What is being asked:
Count the lines below that contain the word "marker", and reply with that number alone.
______
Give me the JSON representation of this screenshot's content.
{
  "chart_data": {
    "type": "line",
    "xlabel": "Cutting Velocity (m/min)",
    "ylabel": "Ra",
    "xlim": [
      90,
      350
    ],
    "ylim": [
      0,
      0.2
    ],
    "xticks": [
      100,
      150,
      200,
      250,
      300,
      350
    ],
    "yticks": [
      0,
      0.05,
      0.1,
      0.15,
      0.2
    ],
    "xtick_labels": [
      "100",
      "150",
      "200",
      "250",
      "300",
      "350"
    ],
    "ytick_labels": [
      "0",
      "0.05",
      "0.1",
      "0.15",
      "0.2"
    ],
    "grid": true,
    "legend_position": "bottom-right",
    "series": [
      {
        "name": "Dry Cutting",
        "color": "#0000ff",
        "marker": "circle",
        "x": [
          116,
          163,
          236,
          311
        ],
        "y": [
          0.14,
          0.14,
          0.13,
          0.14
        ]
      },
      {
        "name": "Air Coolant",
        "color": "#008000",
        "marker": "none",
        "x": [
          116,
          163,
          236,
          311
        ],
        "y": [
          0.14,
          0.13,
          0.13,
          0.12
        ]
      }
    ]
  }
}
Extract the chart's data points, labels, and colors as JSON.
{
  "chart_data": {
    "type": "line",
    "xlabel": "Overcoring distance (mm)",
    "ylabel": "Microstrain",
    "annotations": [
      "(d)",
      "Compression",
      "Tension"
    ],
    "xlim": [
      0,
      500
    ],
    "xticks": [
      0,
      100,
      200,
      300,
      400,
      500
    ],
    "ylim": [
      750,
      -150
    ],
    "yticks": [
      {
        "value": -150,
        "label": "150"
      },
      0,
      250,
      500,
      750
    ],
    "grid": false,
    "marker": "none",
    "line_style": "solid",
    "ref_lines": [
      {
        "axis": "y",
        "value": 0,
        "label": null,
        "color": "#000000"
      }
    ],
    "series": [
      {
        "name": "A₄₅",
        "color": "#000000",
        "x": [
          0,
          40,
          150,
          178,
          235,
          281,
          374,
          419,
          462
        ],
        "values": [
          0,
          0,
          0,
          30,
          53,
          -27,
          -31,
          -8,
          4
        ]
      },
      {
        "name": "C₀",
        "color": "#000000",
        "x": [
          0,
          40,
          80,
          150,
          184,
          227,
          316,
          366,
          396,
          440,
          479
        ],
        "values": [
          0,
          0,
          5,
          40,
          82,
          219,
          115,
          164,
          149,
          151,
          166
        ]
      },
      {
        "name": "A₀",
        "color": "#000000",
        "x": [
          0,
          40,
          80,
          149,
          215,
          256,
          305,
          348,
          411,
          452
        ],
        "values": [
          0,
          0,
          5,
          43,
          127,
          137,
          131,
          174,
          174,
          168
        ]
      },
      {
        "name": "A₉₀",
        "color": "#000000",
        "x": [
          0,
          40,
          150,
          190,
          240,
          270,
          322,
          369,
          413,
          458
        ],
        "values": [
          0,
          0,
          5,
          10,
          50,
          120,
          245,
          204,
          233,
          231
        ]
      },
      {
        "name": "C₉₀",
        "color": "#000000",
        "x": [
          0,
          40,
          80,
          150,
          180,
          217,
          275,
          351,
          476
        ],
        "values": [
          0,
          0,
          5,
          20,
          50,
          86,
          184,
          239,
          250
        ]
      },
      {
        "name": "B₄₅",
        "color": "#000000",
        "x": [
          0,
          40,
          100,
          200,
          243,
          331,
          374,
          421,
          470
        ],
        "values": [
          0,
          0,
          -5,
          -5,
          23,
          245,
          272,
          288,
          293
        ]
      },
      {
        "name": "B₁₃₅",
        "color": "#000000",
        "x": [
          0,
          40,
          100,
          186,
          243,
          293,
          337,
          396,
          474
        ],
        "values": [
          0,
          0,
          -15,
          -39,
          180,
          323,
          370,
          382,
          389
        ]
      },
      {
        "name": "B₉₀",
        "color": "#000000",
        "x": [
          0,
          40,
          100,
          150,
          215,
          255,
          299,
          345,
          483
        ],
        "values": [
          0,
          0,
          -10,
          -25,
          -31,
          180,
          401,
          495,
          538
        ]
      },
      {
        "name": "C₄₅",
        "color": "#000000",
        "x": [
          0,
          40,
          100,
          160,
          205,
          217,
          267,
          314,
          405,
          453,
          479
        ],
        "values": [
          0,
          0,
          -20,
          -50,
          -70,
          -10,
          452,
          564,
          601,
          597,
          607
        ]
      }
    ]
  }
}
______
Full response:
3